[start of DATA RECORDS]

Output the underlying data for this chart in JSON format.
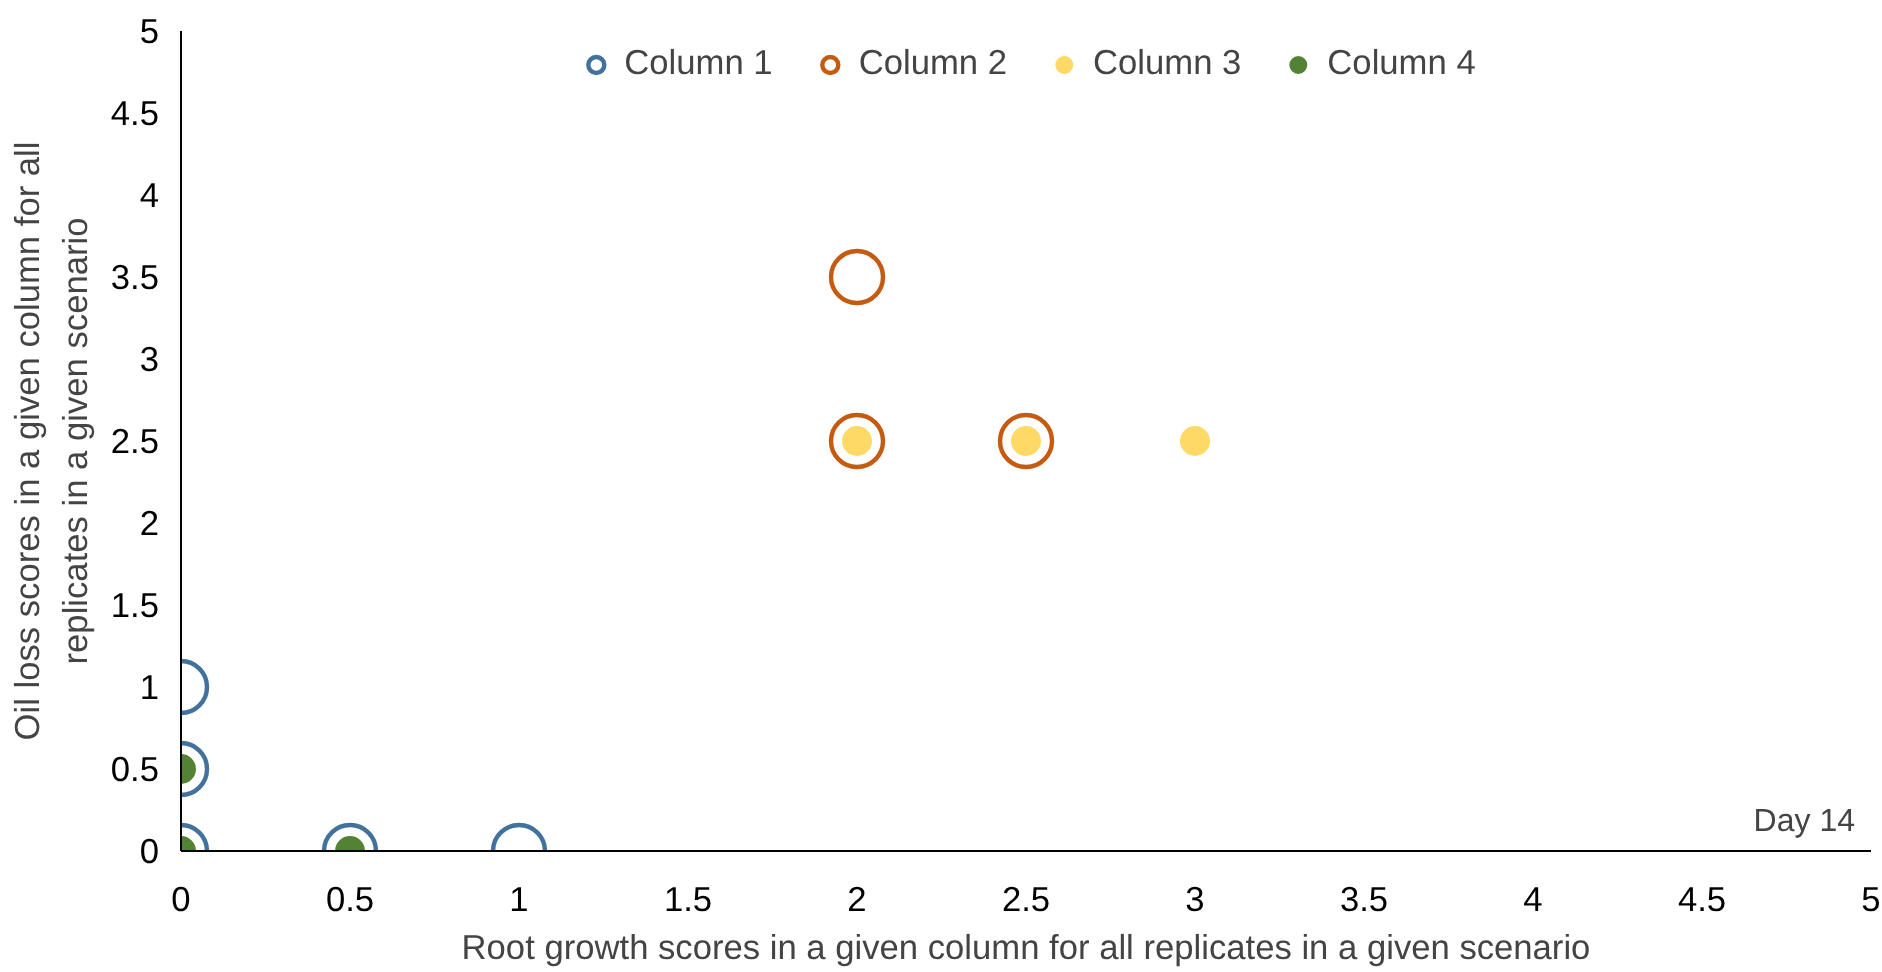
{
  "chart_data": {
    "type": "scatter",
    "xlabel": "Root growth scores in a given column for all replicates in a given scenario",
    "ylabel": "Oil loss scores in a given column for all\nreplicates in a given scenario",
    "annotations": [
      "Day 14"
    ],
    "xlim": [
      0,
      5
    ],
    "ylim": [
      0,
      5
    ],
    "xticks": [
      0,
      0.5,
      1,
      1.5,
      2,
      2.5,
      3,
      3.5,
      4,
      4.5,
      5
    ],
    "yticks": [
      0,
      0.5,
      1,
      1.5,
      2,
      2.5,
      3,
      3.5,
      4,
      4.5,
      5
    ],
    "grid": false,
    "legend": "top",
    "marker": "circle",
    "series": [
      {
        "name": "Column 1",
        "type": "bubble",
        "color": "#41719c",
        "x": [
          0,
          0,
          0,
          0.5,
          1
        ],
        "values": [
          1,
          0.5,
          0,
          0,
          0
        ],
        "sizes": [
          1,
          1,
          1,
          1,
          1
        ]
      },
      {
        "name": "Column 2",
        "type": "bubble",
        "color": "#c55a11",
        "x": [
          2,
          2,
          2.5
        ],
        "values": [
          3.5,
          2.5,
          2.5
        ],
        "sizes": [
          1,
          1,
          1
        ]
      },
      {
        "name": "Column 3",
        "color": "#ffd966",
        "x": [
          2,
          2.5,
          3
        ],
        "values": [
          2.5,
          2.5,
          2.5
        ]
      },
      {
        "name": "Column 4",
        "color": "#548235",
        "x": [
          0,
          0,
          0.5
        ],
        "values": [
          0.5,
          0,
          0
        ]
      }
    ]
  }
}
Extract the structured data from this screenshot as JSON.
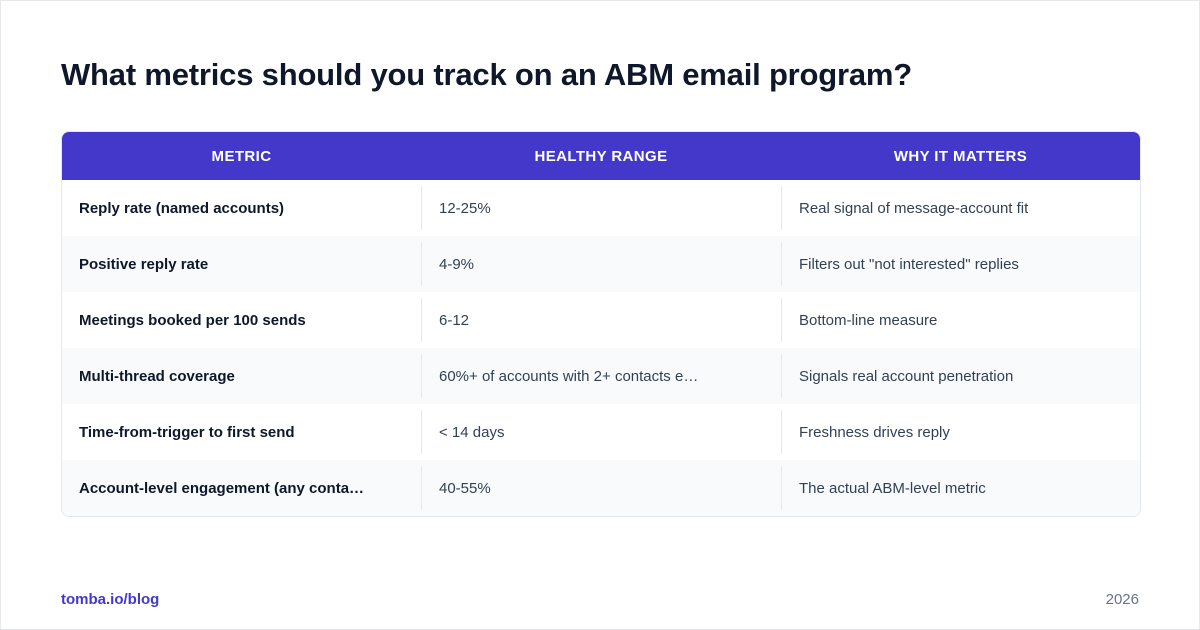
{
  "title": "What metrics should you track on an ABM email program?",
  "table": {
    "headers": [
      "METRIC",
      "HEALTHY RANGE",
      "WHY IT MATTERS"
    ],
    "rows": [
      [
        "Reply rate (named accounts)",
        "12-25%",
        "Real signal of message-account fit"
      ],
      [
        "Positive reply rate",
        "4-9%",
        "Filters out \"not interested\" replies"
      ],
      [
        "Meetings booked per 100 sends",
        "6-12",
        "Bottom-line measure"
      ],
      [
        "Multi-thread coverage",
        "60%+ of accounts with 2+ contacts e…",
        "Signals real account penetration"
      ],
      [
        "Time-from-trigger to first send",
        "< 14 days",
        "Freshness drives reply"
      ],
      [
        "Account-level engagement (any conta…",
        "40-55%",
        "The actual ABM-level metric"
      ]
    ]
  },
  "footer": {
    "link": "tomba.io/blog",
    "year": "2026"
  },
  "colors": {
    "header_bg": "#4338ca",
    "header_text": "#ffffff",
    "title_text": "#0f172a",
    "body_text": "#334155",
    "link_text": "#4338ca",
    "year_text": "#64748b",
    "alt_row_bg": "#f8fafc"
  }
}
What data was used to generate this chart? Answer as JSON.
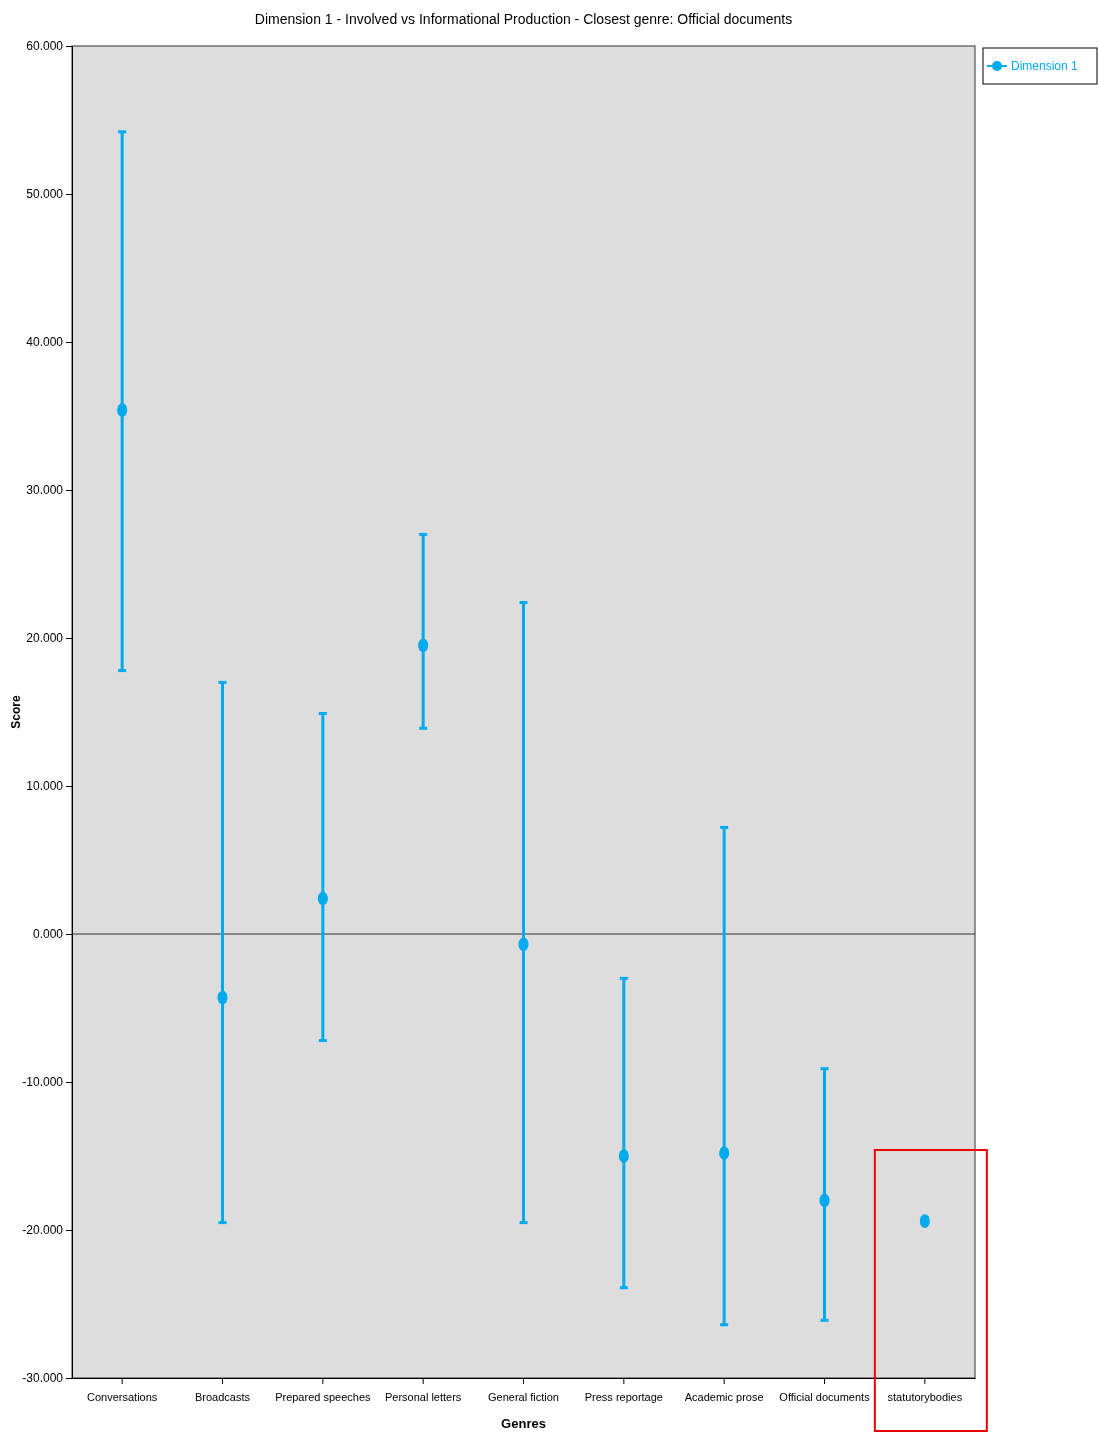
{
  "chart_data": {
    "type": "scatter",
    "title": "Dimension 1 - Involved vs Informational Production - Closest genre: Official documents",
    "xlabel": "Genres",
    "ylabel": "Score",
    "categories": [
      "Conversations",
      "Broadcasts",
      "Prepared speeches",
      "Personal letters",
      "General fiction",
      "Press reportage",
      "Academic prose",
      "Official documents",
      "statutorybodies"
    ],
    "series": [
      {
        "name": "Dimension 1",
        "color": "#00aaee",
        "values": [
          35.4,
          -4.3,
          2.4,
          19.5,
          -0.7,
          -15.0,
          -14.8,
          -18.0,
          -19.4
        ],
        "errors": [
          [
            17.8,
            54.2
          ],
          [
            -19.5,
            17.0
          ],
          [
            -7.2,
            14.9
          ],
          [
            13.9,
            27.0
          ],
          [
            -19.5,
            22.4
          ],
          [
            -23.9,
            -3.0
          ],
          [
            -26.4,
            7.2
          ],
          [
            -26.1,
            -9.1
          ],
          null
        ]
      }
    ],
    "ylim": [
      -30,
      60
    ],
    "yticks": [
      {
        "value": -30,
        "label": "-30.000"
      },
      {
        "value": -20,
        "label": "-20.000"
      },
      {
        "value": -10,
        "label": "-10.000"
      },
      {
        "value": 0,
        "label": "0.000"
      },
      {
        "value": 10,
        "label": "10.000"
      },
      {
        "value": 20,
        "label": "20.000"
      },
      {
        "value": 30,
        "label": "30.000"
      },
      {
        "value": 40,
        "label": "40.000"
      },
      {
        "value": 50,
        "label": "50.000"
      },
      {
        "value": 60,
        "label": "60.000"
      }
    ],
    "ref_lines": [
      {
        "axis": "y",
        "value": 0,
        "color": "#333333"
      }
    ],
    "marker": "circle",
    "legend": "top right"
  }
}
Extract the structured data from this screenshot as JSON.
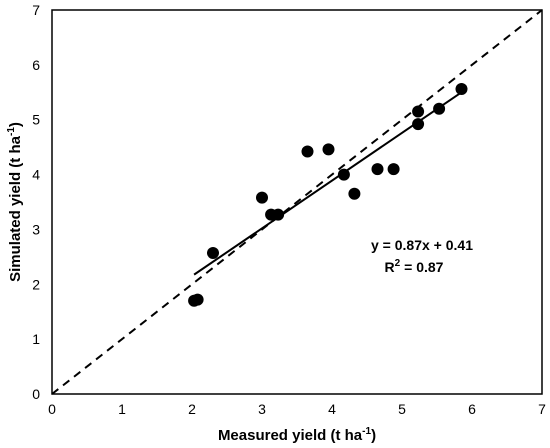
{
  "chart_data": {
    "type": "scatter",
    "xlabel": "Measured yield (t ha",
    "xlabel_sup": "-1",
    "xlabel_end": ")",
    "ylabel": "Simulated yield (t ha",
    "ylabel_sup": "-1",
    "ylabel_end": ")",
    "xlim": [
      0,
      7
    ],
    "ylim": [
      0,
      7
    ],
    "xticks": [
      "0",
      "1",
      "2",
      "3",
      "4",
      "5",
      "6",
      "7"
    ],
    "yticks": [
      "0",
      "1",
      "2",
      "3",
      "4",
      "5",
      "6",
      "7"
    ],
    "grid": false,
    "series": [
      {
        "points": [
          [
            2.03,
            1.7
          ],
          [
            2.08,
            1.72
          ],
          [
            2.3,
            2.57
          ],
          [
            3.0,
            3.58
          ],
          [
            3.13,
            3.27
          ],
          [
            3.23,
            3.27
          ],
          [
            3.65,
            4.42
          ],
          [
            3.95,
            4.46
          ],
          [
            4.17,
            4.0
          ],
          [
            4.32,
            3.65
          ],
          [
            4.65,
            4.1
          ],
          [
            4.88,
            4.1
          ],
          [
            5.23,
            5.15
          ],
          [
            5.23,
            4.92
          ],
          [
            5.53,
            5.2
          ],
          [
            5.85,
            5.56
          ]
        ]
      }
    ],
    "fit_line": {
      "slope": 0.87,
      "intercept": 0.41,
      "x_range": [
        2.03,
        5.85
      ]
    },
    "reference_line": {
      "style": "dashed",
      "from": [
        0,
        0
      ],
      "to": [
        7,
        7
      ]
    },
    "annotations": {
      "equation": "y = 0.87x + 0.41",
      "r2_label": "R",
      "r2_sup": "2",
      "r2_value": " = 0.87"
    }
  }
}
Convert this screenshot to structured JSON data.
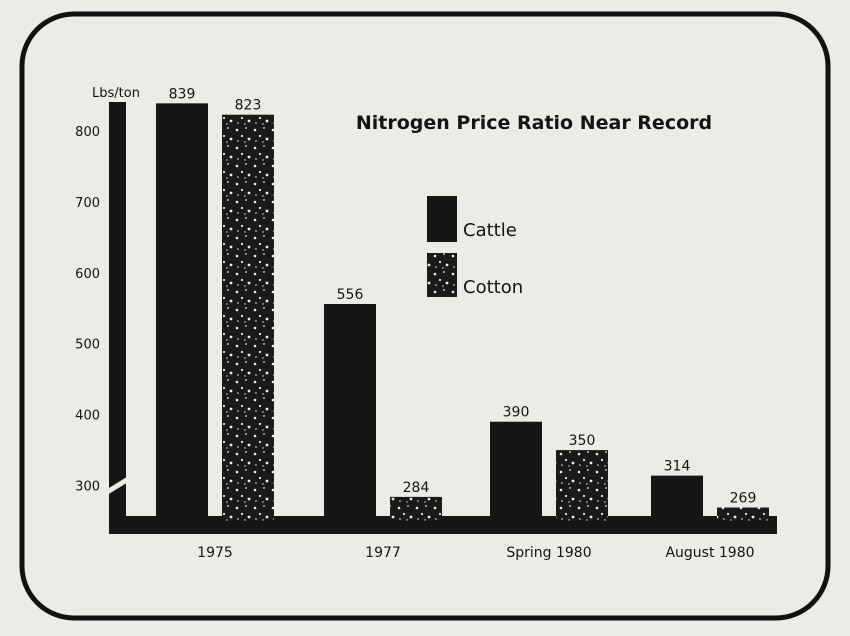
{
  "chart_data": {
    "type": "bar",
    "title": "Nitrogen Price Ratio Near Record",
    "ylabel": "Lbs/ton",
    "ylim": [
      250,
      845
    ],
    "yticks": [
      300,
      400,
      500,
      600,
      700,
      800
    ],
    "categories": [
      "1975",
      "1977",
      "Spring 1980",
      "August 1980"
    ],
    "series": [
      {
        "name": "Cattle",
        "values": [
          839,
          556,
          390,
          314
        ],
        "pattern": "solid"
      },
      {
        "name": "Cotton",
        "values": [
          823,
          284,
          350,
          269
        ],
        "pattern": "speckled"
      }
    ],
    "data_labels": [
      [
        "839",
        "823"
      ],
      [
        "556",
        "284"
      ],
      [
        "390",
        "350"
      ],
      [
        "314",
        "269"
      ]
    ],
    "legend": {
      "placement": "center"
    },
    "grid": false,
    "colors": {
      "background": "#ecebe6",
      "ink": "#161616",
      "speckle": "#f1efe8"
    }
  }
}
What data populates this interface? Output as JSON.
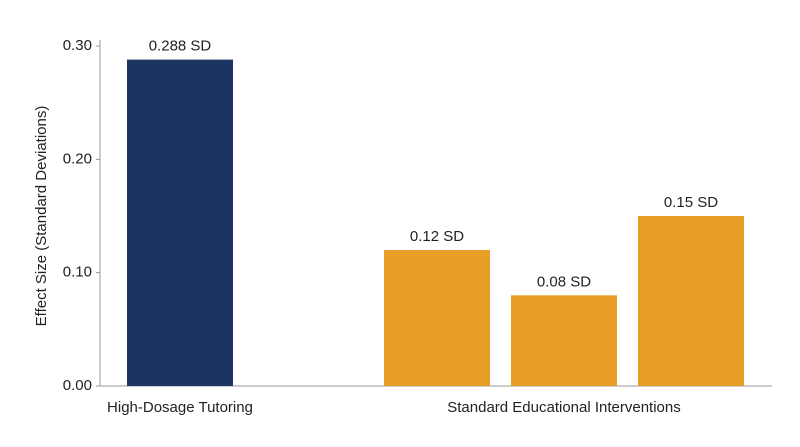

[end of DATA RECORDS]

EXERCISE DETAILS: Without including any picture, retype the entries exactly.

CORRECT ANSWER:
Output the underlying data for this chart in JSON format.
{
  "chart_data": {
    "type": "scatter",
    "xlabel": "Root growth scores in a given column for all replicates in a given scenario",
    "ylabel": "Oil loss scores in a given column for all\nreplicates in a given scenario",
    "annotations": [
      "Day 14"
    ],
    "xlim": [
      0,
      5
    ],
    "ylim": [
      0,
      5
    ],
    "xticks": [
      0,
      0.5,
      1,
      1.5,
      2,
      2.5,
      3,
      3.5,
      4,
      4.5,
      5
    ],
    "yticks": [
      0,
      0.5,
      1,
      1.5,
      2,
      2.5,
      3,
      3.5,
      4,
      4.5,
      5
    ],
    "grid": false,
    "legend": "top",
    "marker": "circle",
    "series": [
      {
        "name": "Column 1",
        "type": "bubble",
        "color": "#41719c",
        "x": [
          0,
          0,
          0,
          0.5,
          1
        ],
        "values": [
          1,
          0.5,
          0,
          0,
          0
        ],
        "sizes": [
          1,
          1,
          1,
          1,
          1
        ]
      },
      {
        "name": "Column 2",
        "type": "bubble",
        "color": "#c55a11",
        "x": [
          2,
          2,
          2.5
        ],
        "values": [
          3.5,
          2.5,
          2.5
        ],
        "sizes": [
          1,
          1,
          1
        ]
      },
      {
        "name": "Column 3",
        "color": "#ffd966",
        "x": [
          2,
          2.5,
          3
        ],
        "values": [
          2.5,
          2.5,
          2.5
        ]
      },
      {
        "name": "Column 4",
        "color": "#548235",
        "x": [
          0,
          0,
          0.5
        ],
        "values": [
          0.5,
          0,
          0
        ]
      }
    ]
  }
}
Extract the structured data from this screenshot as JSON.
{
  "title": "What metrics should you track on an ABM email program?",
  "table": {
    "headers": [
      "METRIC",
      "HEALTHY RANGE",
      "WHY IT MATTERS"
    ],
    "rows": [
      [
        "Reply rate (named accounts)",
        "12-25%",
        "Real signal of message-account fit"
      ],
      [
        "Positive reply rate",
        "4-9%",
        "Filters out \"not interested\" replies"
      ],
      [
        "Meetings booked per 100 sends",
        "6-12",
        "Bottom-line measure"
      ],
      [
        "Multi-thread coverage",
        "60%+ of accounts with 2+ contacts e…",
        "Signals real account penetration"
      ],
      [
        "Time-from-trigger to first send",
        "< 14 days",
        "Freshness drives reply"
      ],
      [
        "Account-level engagement (any conta…",
        "40-55%",
        "The actual ABM-level metric"
      ]
    ]
  },
  "footer": {
    "link": "tomba.io/blog",
    "year": "2026"
  },
  "colors": {
    "header_bg": "#4338ca",
    "header_text": "#ffffff",
    "title_text": "#0f172a",
    "body_text": "#334155",
    "link_text": "#4338ca",
    "year_text": "#64748b",
    "alt_row_bg": "#f8fafc"
  }
}
What data was used to generate this chart? Answer as JSON.
{
  "chart_data": {
    "type": "scatter",
    "title": "Dimension 1 - Involved vs Informational Production - Closest genre: Official documents",
    "xlabel": "Genres",
    "ylabel": "Score",
    "categories": [
      "Conversations",
      "Broadcasts",
      "Prepared speeches",
      "Personal letters",
      "General fiction",
      "Press reportage",
      "Academic prose",
      "Official documents",
      "statutorybodies"
    ],
    "series": [
      {
        "name": "Dimension 1",
        "color": "#00aaee",
        "values": [
          35.4,
          -4.3,
          2.4,
          19.5,
          -0.7,
          -15.0,
          -14.8,
          -18.0,
          -19.4
        ],
        "errors": [
          [
            17.8,
            54.2
          ],
          [
            -19.5,
            17.0
          ],
          [
            -7.2,
            14.9
          ],
          [
            13.9,
            27.0
          ],
          [
            -19.5,
            22.4
          ],
          [
            -23.9,
            -3.0
          ],
          [
            -26.4,
            7.2
          ],
          [
            -26.1,
            -9.1
          ],
          null
        ]
      }
    ],
    "ylim": [
      -30,
      60
    ],
    "yticks": [
      {
        "value": -30,
        "label": "-30.000"
      },
      {
        "value": -20,
        "label": "-20.000"
      },
      {
        "value": -10,
        "label": "-10.000"
      },
      {
        "value": 0,
        "label": "0.000"
      },
      {
        "value": 10,
        "label": "10.000"
      },
      {
        "value": 20,
        "label": "20.000"
      },
      {
        "value": 30,
        "label": "30.000"
      },
      {
        "value": 40,
        "label": "40.000"
      },
      {
        "value": 50,
        "label": "50.000"
      },
      {
        "value": 60,
        "label": "60.000"
      }
    ],
    "ref_lines": [
      {
        "axis": "y",
        "value": 0,
        "color": "#333333"
      }
    ],
    "marker": "circle",
    "legend": "top right"
  }
}
Extract the structured data from this screenshot as JSON.
{
  "chart_data": {
    "type": "scatter",
    "xlabel": "Measured yield (t ha",
    "xlabel_sup": "-1",
    "xlabel_end": ")",
    "ylabel": "Simulated yield (t ha",
    "ylabel_sup": "-1",
    "ylabel_end": ")",
    "xlim": [
      0,
      7
    ],
    "ylim": [
      0,
      7
    ],
    "xticks": [
      "0",
      "1",
      "2",
      "3",
      "4",
      "5",
      "6",
      "7"
    ],
    "yticks": [
      "0",
      "1",
      "2",
      "3",
      "4",
      "5",
      "6",
      "7"
    ],
    "grid": false,
    "series": [
      {
        "points": [
          [
            2.03,
            1.7
          ],
          [
            2.08,
            1.72
          ],
          [
            2.3,
            2.57
          ],
          [
            3.0,
            3.58
          ],
          [
            3.13,
            3.27
          ],
          [
            3.23,
            3.27
          ],
          [
            3.65,
            4.42
          ],
          [
            3.95,
            4.46
          ],
          [
            4.17,
            4.0
          ],
          [
            4.32,
            3.65
          ],
          [
            4.65,
            4.1
          ],
          [
            4.88,
            4.1
          ],
          [
            5.23,
            5.15
          ],
          [
            5.23,
            4.92
          ],
          [
            5.53,
            5.2
          ],
          [
            5.85,
            5.56
          ]
        ]
      }
    ],
    "fit_line": {
      "slope": 0.87,
      "intercept": 0.41,
      "x_range": [
        2.03,
        5.85
      ]
    },
    "reference_line": {
      "style": "dashed",
      "from": [
        0,
        0
      ],
      "to": [
        7,
        7
      ]
    },
    "annotations": {
      "equation": "y = 0.87x + 0.41",
      "r2_label": "R",
      "r2_sup": "2",
      "r2_value": " = 0.87"
    }
  }
}
Convert this screenshot to structured JSON data.
{
  "chart_data": {
    "type": "bar",
    "title": "Nitrogen Price Ratio Near Record",
    "ylabel": "Lbs/ton",
    "ylim": [
      250,
      845
    ],
    "yticks": [
      300,
      400,
      500,
      600,
      700,
      800
    ],
    "categories": [
      "1975",
      "1977",
      "Spring 1980",
      "August 1980"
    ],
    "series": [
      {
        "name": "Cattle",
        "values": [
          839,
          556,
          390,
          314
        ],
        "pattern": "solid"
      },
      {
        "name": "Cotton",
        "values": [
          823,
          284,
          350,
          269
        ],
        "pattern": "speckled"
      }
    ],
    "data_labels": [
      [
        "839",
        "823"
      ],
      [
        "556",
        "284"
      ],
      [
        "390",
        "350"
      ],
      [
        "314",
        "269"
      ]
    ],
    "legend": {
      "placement": "center"
    },
    "grid": false,
    "colors": {
      "background": "#ecebe6",
      "ink": "#161616",
      "speckle": "#f1efe8"
    }
  }
}
What data populates this interface? Output as JSON.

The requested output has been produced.